(Dataset rows about figures)
* Begin *

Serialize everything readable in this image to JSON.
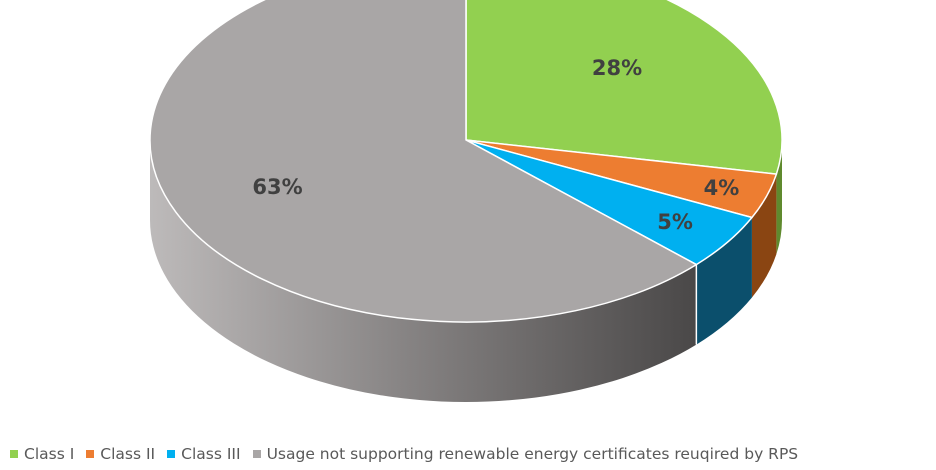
{
  "chart_data": {
    "type": "pie",
    "style": "3d",
    "start_angle": "top",
    "direction": "clockwise",
    "legend_position": "bottom",
    "slices": [
      {
        "label": "Class I",
        "value": 28,
        "display": "28%",
        "color": "#92d050",
        "side_color": "#5f8a2e"
      },
      {
        "label": "Class II",
        "value": 4,
        "display": "4%",
        "color": "#ed7d31",
        "side_color": "#8a4512"
      },
      {
        "label": "Class III",
        "value": 5,
        "display": "5%",
        "color": "#00b0f0",
        "side_color": "#0b4f6c"
      },
      {
        "label": "Usage not supporting renewable energy certificates reuqired by RPS",
        "value": 63,
        "display": "63%",
        "color": "#a9a6a6",
        "side_color": "#6f6d6d"
      }
    ]
  }
}
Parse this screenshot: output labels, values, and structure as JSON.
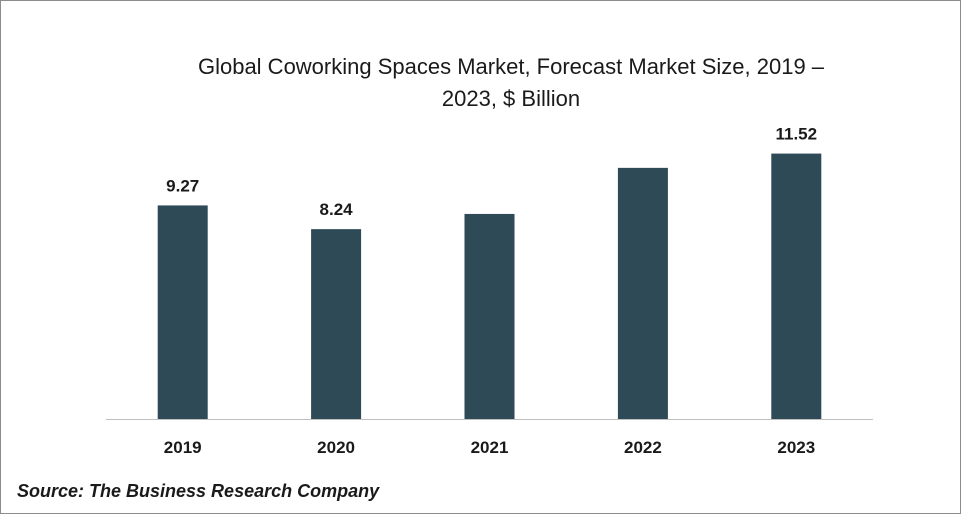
{
  "chart_data": {
    "type": "bar",
    "title_line1": "Global Coworking Spaces Market, Forecast Market Size, 2019 –",
    "title_line2": "2023, $ Billion",
    "categories": [
      "2019",
      "2020",
      "2021",
      "2022",
      "2023"
    ],
    "values": [
      9.27,
      8.24,
      8.9,
      10.9,
      11.52
    ],
    "data_labels": [
      "9.27",
      "8.24",
      "",
      "",
      "11.52"
    ],
    "ylim": [
      0,
      12.5
    ],
    "grid": false,
    "legend": "none",
    "bar_color": "#2e4a56"
  },
  "source": "Source: The Business Research Company"
}
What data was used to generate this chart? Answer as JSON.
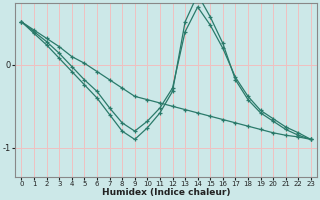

* End *

Your objective - Going from the line with "Parse this screenshot: output" to the last line of the listing, write out each line exactly and nothing else. Leave out all pictures.

Task result -
Parse this screenshot: output labels, values, and structure as JSON.
{
  "chart_data": {
    "type": "bar",
    "title_line1": "Global Coworking Spaces Market, Forecast Market Size, 2019 –",
    "title_line2": "2023, $ Billion",
    "categories": [
      "2019",
      "2020",
      "2021",
      "2022",
      "2023"
    ],
    "values": [
      9.27,
      8.24,
      8.9,
      10.9,
      11.52
    ],
    "data_labels": [
      "9.27",
      "8.24",
      "",
      "",
      "11.52"
    ],
    "ylim": [
      0,
      12.5
    ],
    "grid": false,
    "legend": "none",
    "bar_color": "#2e4a56"
  },
  "source": "Source: The Business Research Company"
}
What data was used to generate this chart? Answer as JSON.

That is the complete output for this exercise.